Work to do:
Find each line containing the string "Anfangsgründe" and return it.

Entries taken from a collection:

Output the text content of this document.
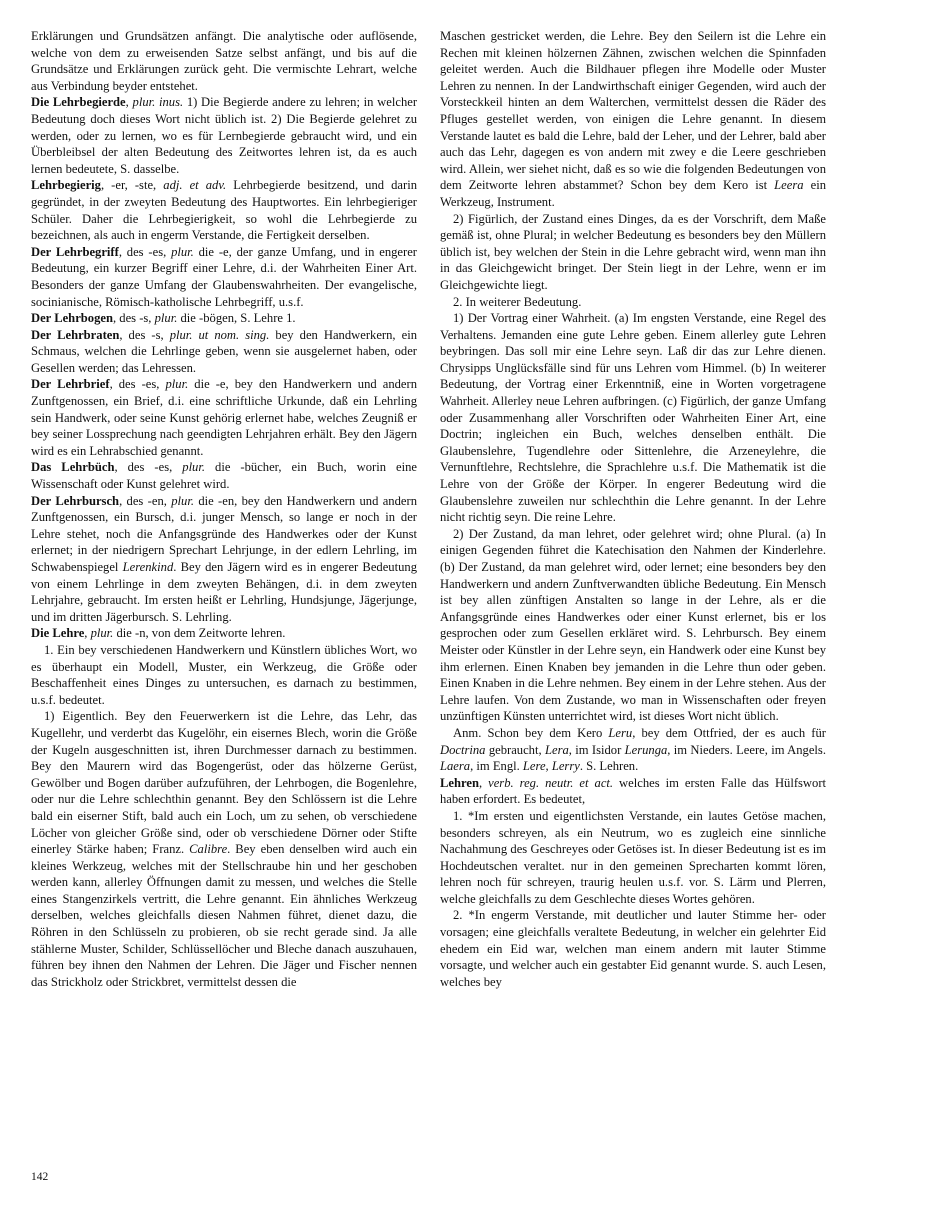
Erklärungen und Grundsätzen anfängt. Die analytische oder auflösende, welche von dem zu erweisenden Satze selbst anfängt, und bis auf die Grundsätze und Erklärungen zurück geht. Die vermischte Lehrart, welche aus Verbindung beyder entstehet.

Die Lehrbegierde, plur. inus. 1) Die Begierde andere zu lehren; in welcher Bedeutung doch dieses Wort nicht üblich ist. 2) Die Begierde gelehret zu werden, oder zu lernen, wo es für Lernbegierde gebraucht wird, und ein Überbleibsel der alten Bedeutung des Zeitwortes lehren ist, da es auch lernen bedeutete, S. dasselbe.

Lehrbegierig, -er, -ste, adj. et adv. Lehrbegierde besitzend, und darin gegründet, in der zweyten Bedeutung des Hauptwortes. Ein lehrbegieriger Schüler. Daher die Lehrbegierigkeit, so wohl die Lehrbegierde zu bezeichnen, als auch in engerm Verstande, die Fertigkeit derselben.

Der Lehrbegriff, des -es, plur. die -e, der ganze Umfang, und in engerer Bedeutung, ein kurzer Begriff einer Lehre, d.i. der Wahrheiten Einer Art. Besonders der ganze Umfang der Glaubenswahrheiten. Der evangelische, socinianische, Römisch-katholische Lehrbegriff, u.s.f.

Der Lehrbogen, des -s, plur. die -bögen, S. Lehre 1.

Der Lehrbraten, des -s, plur. ut nom. sing. bey den Handwerkern, ein Schmaus, welchen die Lehrlinge geben, wenn sie ausgelernet haben, oder Gesellen werden; das Lehressen.

Der Lehrbrief, des -es, plur. die -e, bey den Handwerkern und andern Zunftgenossen, ein Brief, d.i. eine schriftliche Urkunde, daß ein Lehrling sein Handwerk, oder seine Kunst gehörig erlernet habe, welches Zeugniß er bey seiner Lossprechung nach geendigten Lehrjahren erhält. Bey den Jägern wird es ein Lehrabschied genannt.

Das Lehrbüch, des -es, plur. die -bücher, ein Buch, worin eine Wissenschaft oder Kunst gelehret wird.

Der Lehrbursch, des -en, plur. die -en, bey den Handwerkern und andern Zunftgenossen, ein Bursch, d.i. junger Mensch, so lange er noch in der Lehre stehet, noch die Anfangsgründe des Handwerkes oder der Kunst erlernet; in der niedrigern Sprechart Lehrjunge, in der edlern Lehrling, im Schwabenspiegel Lerenkind. Bey den Jägern wird es in engerer Bedeutung von einem Lehrlinge in dem zweyten Behängen, d.i. in dem zweyten Lehrjahre, gebraucht. Im ersten heißt er Lehrling, Hundsjunge, Jägerjunge, und im dritten Jägerbursch. S. Lehrling.

Die Lehre, plur. die -n, von dem Zeitworte lehren.

1. Ein bey verschiedenen Handwerkern und Künstlern übliches Wort, wo es überhaupt ein Modell, Muster, ein Werkzeug, die Größe oder Beschaffenheit eines Dinges zu untersuchen, es darnach zu bestimmen, u.s.f. bedeutet.

1) Eigentlich. Bey den Feuerwerkern ist die Lehre, das Lehr, das Kugellehr, und verderbt das Kugelöhr, ein eisernes Blech, worin die Größe der Kugeln ausgeschnitten ist, ihren Durchmesser darnach zu bestimmen. Bey den Maurern wird das Bogengerüst, oder das hölzerne Gerüst, Gewölber und Bogen darüber aufzuführen, der Lehrbogen, die Bogenlehre, oder nur die Lehre schlechthin genannt. Bey den Schlössern ist die Lehre bald ein eiserner Stift, bald auch ein Loch, um zu sehen, ob verschiedene Löcher von gleicher Größe sind, oder ob verschiedene Dörner oder Stifte einerley Stärke haben; Franz. Calibre. Bey eben denselben wird auch ein kleines Werkzeug, welches mit der Stellschraube hin und her geschoben werden kann, allerley Öffnungen damit zu messen, und welches die Stelle eines Stangenzirkels vertritt, die Lehre genannt. Ein ähnliches Werkzeug derselben, welches gleichfalls diesen Nahmen führet, dienet dazu, die Röhren in den Schlüsseln zu probieren, ob sie recht gerade sind. Ja alle stählerne Muster, Schilder, Schlüssellöcher und Bleche danach auszuhauen, führen bey ihnen den Nahmen der Lehren. Die Jäger und Fischer nennen das Strickholz oder Strickbret, vermittelst dessen die

Maschen gestricket werden, die Lehre. Bey den Seilern ist die Lehre ein Rechen mit kleinen hölzernen Zähnen, zwischen welchen die Spinnfaden geleitet werden. Auch die Bildhauer pflegen ihre Modelle oder Muster Lehren zu nennen. In der Landwirthschaft einiger Gegenden, wird auch der Vorsteckkeil hinten an dem Walterchen, vermittelst dessen die Räder des Pfluges gestellet werden, von einigen die Lehre genannt. In diesem Verstande lautet es bald die Lehre, bald der Leher, und der Lehrer, bald aber auch das Lehr, dagegen es von andern mit zwey e die Leere geschrieben wird. Allein, wer siehet nicht, daß es so wie die folgenden Bedeutungen von dem Zeitworte lehren abstammet? Schon bey dem Kero ist Leera ein Werkzeug, Instrument.

2) Figürlich, der Zustand eines Dinges, da es der Vorschrift, dem Maße gemäß ist, ohne Plural; in welcher Bedeutung es besonders bey den Müllern üblich ist, bey welchen der Stein in die Lehre gebracht wird, wenn man ihn in das Gleichgewicht bringet. Der Stein liegt in der Lehre, wenn er im Gleichgewichte liegt.

2. In weiterer Bedeutung.

1) Der Vortrag einer Wahrheit. (a) Im engsten Verstande, eine Regel des Verhaltens. Jemanden eine gute Lehre geben. Einem allerley gute Lehren beybringen. Das soll mir eine Lehre seyn. Laß dir das zur Lehre dienen. Chrysipps Unglücksfälle sind für uns Lehren vom Himmel. (b) In weiterer Bedeutung, der Vortrag einer Erkenntniß, eine in Worten vorgetragene Wahrheit. Allerley neue Lehren aufbringen. (c) Figürlich, der ganze Umfang oder Zusammenhang aller Vorschriften oder Wahrheiten Einer Art, eine Doctrin; ingleichen ein Buch, welches denselben enthält. Die Glaubenslehre, Tugendlehre oder Sittenlehre, die Arzeneylehre, die Vernunftlehre, Rechtslehre, die Sprachlehre u.s.f. Die Mathematik ist die Lehre von der Größe der Körper. In engerer Bedeutung wird die Glaubenslehre zuweilen nur schlechthin die Lehre genannt. In der Lehre nicht richtig seyn. Die reine Lehre.

2) Der Zustand, da man lehret, oder gelehret wird; ohne Plural. (a) In einigen Gegenden führet die Katechisation den Nahmen der Kinderlehre. (b) Der Zustand, da man gelehret wird, oder lernet; eine besonders bey den Handwerkern und andern Zunftverwandten übliche Bedeutung. Ein Mensch ist bey allen zünftigen Anstalten so lange in der Lehre, als er die Anfangsgründe eines Handwerkes oder einer Kunst erlernet, bis er los gesprochen oder zum Gesellen erkläret wird. S. Lehrbursch. Bey einem Meister oder Künstler in der Lehre seyn, ein Handwerk oder eine Kunst bey ihm erlernen. Einen Knaben bey jemanden in die Lehre thun oder geben. Einen Knaben in die Lehre nehmen. Bey einem in der Lehre stehen. Aus der Lehre laufen. Von dem Zustande, wo man in Wissenschaften oder freyen unzünftigen Künsten unterrichtet wird, ist dieses Wort nicht üblich.

Anm. Schon bey dem Kero Leru, bey dem Ottfried, der es auch für Doctrina gebraucht, Lera, im Isidor Lerunga, im Nieders. Leere, im Angels. Laera, im Engl. Lere, Lerry. S. Lehren.

Lehren, verb. reg. neutr. et act. welches im ersten Falle das Hülfswort haben erfordert. Es bedeutet,

1. *Im ersten und eigentlichsten Verstande, ein lautes Getöse machen, besonders schreyen, als ein Neutrum, wo es zugleich eine sinnliche Nachahmung des Geschreyes oder Getöses ist. In dieser Bedeutung ist es im Hochdeutschen veraltet. nur in den gemeinen Sprecharten kommt lören, lehren noch für schreyen, traurig heulen u.s.f. vor. S. Lärm und Plerren, welche gleichfalls zu dem Geschlechte dieses Wortes gehören.

2. *In engerm Verstande, mit deutlicher und lauter Stimme her- oder vorsagen; eine gleichfalls veraltete Bedeutung, in welcher ein gelehrter Eid ehedem ein Eid war, welchen man einem andern mit lauter Stimme vorsagte, und welcher auch ein gestabter Eid genannt wurde. S. auch Lesen, welches bey

142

Task solution:
Der Lehrbursch, des -en, plur. die -en, bey den Handwerkern und andern Zunftgenossen, ein Bursch, d.i. junger Mensch, so lange er noch in der Lehre stehet, noch die Anfangsgründe des Handwerkes oder der Kunst erlernet; in der niedrigern Sprechart Lehrjunge, in der edlern Lehrling, im Schwabenspiegel Lerenkind. Bey den Jägern wird es in engerer Bedeutung von einem Lehrlinge in dem zweyten Behängen, d.i. in dem zweyten Lehrjahre, gebraucht. Im ersten heißt er Lehrling, Hundsjunge, Jägerjunge, und im dritten Jägerbursch. S. Lehrling.
2) Der Zustand, da man lehret, oder gelehret wird; ohne Plural. (a) In einigen Gegenden führet die Katechisation den Nahmen der Kinderlehre. (b) Der Zustand, da man gelehret wird, oder lernet; eine besonders bey den Handwerkern und andern Zunftverwandten übliche Bedeutung. Ein Mensch ist bey allen zünftigen Anstalten so lange in der Lehre, als er die Anfangsgründe eines Handwerkes oder einer Kunst erlernet, bis er los gesprochen oder zum Gesellen erkläret wird. S. Lehrbursch. Bey einem Meister oder Künstler in der Lehre seyn, ein Handwerk oder eine Kunst bey ihm erlernen. Einen Knaben bey jemanden in die Lehre thun oder geben. Einen Knaben in die Lehre nehmen. Bey einem in der Lehre stehen. Aus der Lehre laufen. Von dem Zustande, wo man in Wissenschaften oder freyen unzünftigen Künsten unterrichtet wird, ist dieses Wort nicht üblich.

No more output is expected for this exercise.